Start Source material

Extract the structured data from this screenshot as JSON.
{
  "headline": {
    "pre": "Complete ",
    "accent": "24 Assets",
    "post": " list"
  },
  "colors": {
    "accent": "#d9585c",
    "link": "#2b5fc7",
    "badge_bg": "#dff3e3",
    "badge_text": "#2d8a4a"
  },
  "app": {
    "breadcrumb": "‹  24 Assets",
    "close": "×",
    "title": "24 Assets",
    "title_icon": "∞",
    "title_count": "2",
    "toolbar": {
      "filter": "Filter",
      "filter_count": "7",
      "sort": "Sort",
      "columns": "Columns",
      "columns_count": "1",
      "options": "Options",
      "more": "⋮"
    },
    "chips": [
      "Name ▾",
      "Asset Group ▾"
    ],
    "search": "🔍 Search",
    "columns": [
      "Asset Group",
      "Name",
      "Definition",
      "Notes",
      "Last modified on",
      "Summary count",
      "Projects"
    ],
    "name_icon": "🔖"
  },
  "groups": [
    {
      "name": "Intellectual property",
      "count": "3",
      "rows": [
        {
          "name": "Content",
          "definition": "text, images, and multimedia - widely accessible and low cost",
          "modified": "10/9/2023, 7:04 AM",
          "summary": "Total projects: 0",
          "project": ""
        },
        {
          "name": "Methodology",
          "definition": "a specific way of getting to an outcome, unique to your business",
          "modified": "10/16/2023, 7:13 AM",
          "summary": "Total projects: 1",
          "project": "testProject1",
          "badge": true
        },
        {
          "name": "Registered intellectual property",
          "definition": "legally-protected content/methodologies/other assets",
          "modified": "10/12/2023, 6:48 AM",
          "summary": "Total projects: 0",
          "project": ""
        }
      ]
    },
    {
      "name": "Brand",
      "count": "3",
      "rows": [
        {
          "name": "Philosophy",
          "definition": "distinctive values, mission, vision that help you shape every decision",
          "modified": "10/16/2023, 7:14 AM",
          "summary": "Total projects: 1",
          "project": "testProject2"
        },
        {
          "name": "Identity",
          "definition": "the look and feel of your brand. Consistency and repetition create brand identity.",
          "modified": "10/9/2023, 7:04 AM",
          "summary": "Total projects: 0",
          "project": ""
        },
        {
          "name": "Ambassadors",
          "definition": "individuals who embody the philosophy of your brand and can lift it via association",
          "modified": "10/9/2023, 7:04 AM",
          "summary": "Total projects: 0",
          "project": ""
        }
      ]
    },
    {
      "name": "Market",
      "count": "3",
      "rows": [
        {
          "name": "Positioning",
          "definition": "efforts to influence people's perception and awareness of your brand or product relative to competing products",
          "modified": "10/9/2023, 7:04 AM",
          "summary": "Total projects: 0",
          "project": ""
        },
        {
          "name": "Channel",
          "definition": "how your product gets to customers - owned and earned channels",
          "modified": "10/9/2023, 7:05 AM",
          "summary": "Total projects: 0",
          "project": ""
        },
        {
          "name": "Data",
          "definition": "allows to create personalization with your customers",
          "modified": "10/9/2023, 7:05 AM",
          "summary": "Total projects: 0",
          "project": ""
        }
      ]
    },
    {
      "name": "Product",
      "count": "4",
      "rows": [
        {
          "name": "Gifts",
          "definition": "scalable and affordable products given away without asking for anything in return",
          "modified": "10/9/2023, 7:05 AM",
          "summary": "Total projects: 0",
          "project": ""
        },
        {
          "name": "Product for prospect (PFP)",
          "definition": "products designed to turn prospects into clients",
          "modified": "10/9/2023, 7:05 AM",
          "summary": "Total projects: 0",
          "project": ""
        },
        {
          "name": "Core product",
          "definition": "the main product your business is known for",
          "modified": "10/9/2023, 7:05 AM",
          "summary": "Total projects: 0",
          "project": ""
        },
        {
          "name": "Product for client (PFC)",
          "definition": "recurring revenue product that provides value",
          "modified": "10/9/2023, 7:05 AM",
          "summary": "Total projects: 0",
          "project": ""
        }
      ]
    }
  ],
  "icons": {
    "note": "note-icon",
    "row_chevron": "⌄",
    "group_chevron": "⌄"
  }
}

End Source material

**Your goal:** Give all the entries again exactly; leave none out.

**Solved exercise:**
Extract the structured data from this screenshot as JSON.
{
  "headline": {
    "pre": "Complete ",
    "accent": "24 Assets",
    "post": " list"
  },
  "colors": {
    "accent": "#d9585c",
    "link": "#2b5fc7",
    "badge_bg": "#dff3e3",
    "badge_text": "#2d8a4a"
  },
  "app": {
    "breadcrumb": "‹  24 Assets",
    "close": "×",
    "title": "24 Assets",
    "title_icon": "∞",
    "title_count": "2",
    "toolbar": {
      "filter": "Filter",
      "filter_count": "7",
      "sort": "Sort",
      "columns": "Columns",
      "columns_count": "1",
      "options": "Options",
      "more": "⋮"
    },
    "chips": [
      "Name ▾",
      "Asset Group ▾"
    ],
    "search": "🔍 Search",
    "columns": [
      "Asset Group",
      "Name",
      "Definition",
      "Notes",
      "Last modified on",
      "Summary count",
      "Projects"
    ],
    "name_icon": "🔖"
  },
  "groups": [
    {
      "name": "Intellectual property",
      "count": "3",
      "rows": [
        {
          "name": "Content",
          "definition": "text, images, and multimedia - widely accessible and low cost",
          "modified": "10/9/2023, 7:04 AM",
          "summary": "Total projects: 0",
          "project": ""
        },
        {
          "name": "Methodology",
          "definition": "a specific way of getting to an outcome, unique to your business",
          "modified": "10/16/2023, 7:13 AM",
          "summary": "Total projects: 1",
          "project": "testProject1",
          "badge": true
        },
        {
          "name": "Registered intellectual property",
          "definition": "legally-protected content/methodologies/other assets",
          "modified": "10/12/2023, 6:48 AM",
          "summary": "Total projects: 0",
          "project": ""
        }
      ]
    },
    {
      "name": "Brand",
      "count": "3",
      "rows": [
        {
          "name": "Philosophy",
          "definition": "distinctive values, mission, vision that help you shape every decision",
          "modified": "10/16/2023, 7:14 AM",
          "summary": "Total projects: 1",
          "project": "testProject2"
        },
        {
          "name": "Identity",
          "definition": "the look and feel of your brand. Consistency and repetition create brand identity.",
          "modified": "10/9/2023, 7:04 AM",
          "summary": "Total projects: 0",
          "project": ""
        },
        {
          "name": "Ambassadors",
          "definition": "individuals who embody the philosophy of your brand and can lift it via association",
          "modified": "10/9/2023, 7:04 AM",
          "summary": "Total projects: 0",
          "project": ""
        }
      ]
    },
    {
      "name": "Market",
      "count": "3",
      "rows": [
        {
          "name": "Positioning",
          "definition": "efforts to influence people's perception and awareness of your brand or product relative to competing products",
          "modified": "10/9/2023, 7:04 AM",
          "summary": "Total projects: 0",
          "project": ""
        },
        {
          "name": "Channel",
          "definition": "how your product gets to customers - owned and earned channels",
          "modified": "10/9/2023, 7:05 AM",
          "summary": "Total projects: 0",
          "project": ""
        },
        {
          "name": "Data",
          "definition": "allows to create personalization with your customers",
          "modified": "10/9/2023, 7:05 AM",
          "summary": "Total projects: 0",
          "project": ""
        }
      ]
    },
    {
      "name": "Product",
      "count": "4",
      "rows": [
        {
          "name": "Gifts",
          "definition": "scalable and affordable products given away without asking for anything in return",
          "modified": "10/9/2023, 7:05 AM",
          "summary": "Total projects: 0",
          "project": ""
        },
        {
          "name": "Product for prospect (PFP)",
          "definition": "products designed to turn prospects into clients",
          "modified": "10/9/2023, 7:05 AM",
          "summary": "Total projects: 0",
          "project": ""
        },
        {
          "name": "Core product",
          "definition": "the main product your business is known for",
          "modified": "10/9/2023, 7:05 AM",
          "summary": "Total projects: 0",
          "project": ""
        },
        {
          "name": "Product for client (PFC)",
          "definition": "recurring revenue product that provides value",
          "modified": "10/9/2023, 7:05 AM",
          "summary": "Total projects: 0",
          "project": ""
        }
      ]
    }
  ],
  "icons": {
    "note": "note-icon",
    "row_chevron": "⌄",
    "group_chevron": "⌄"
  }
}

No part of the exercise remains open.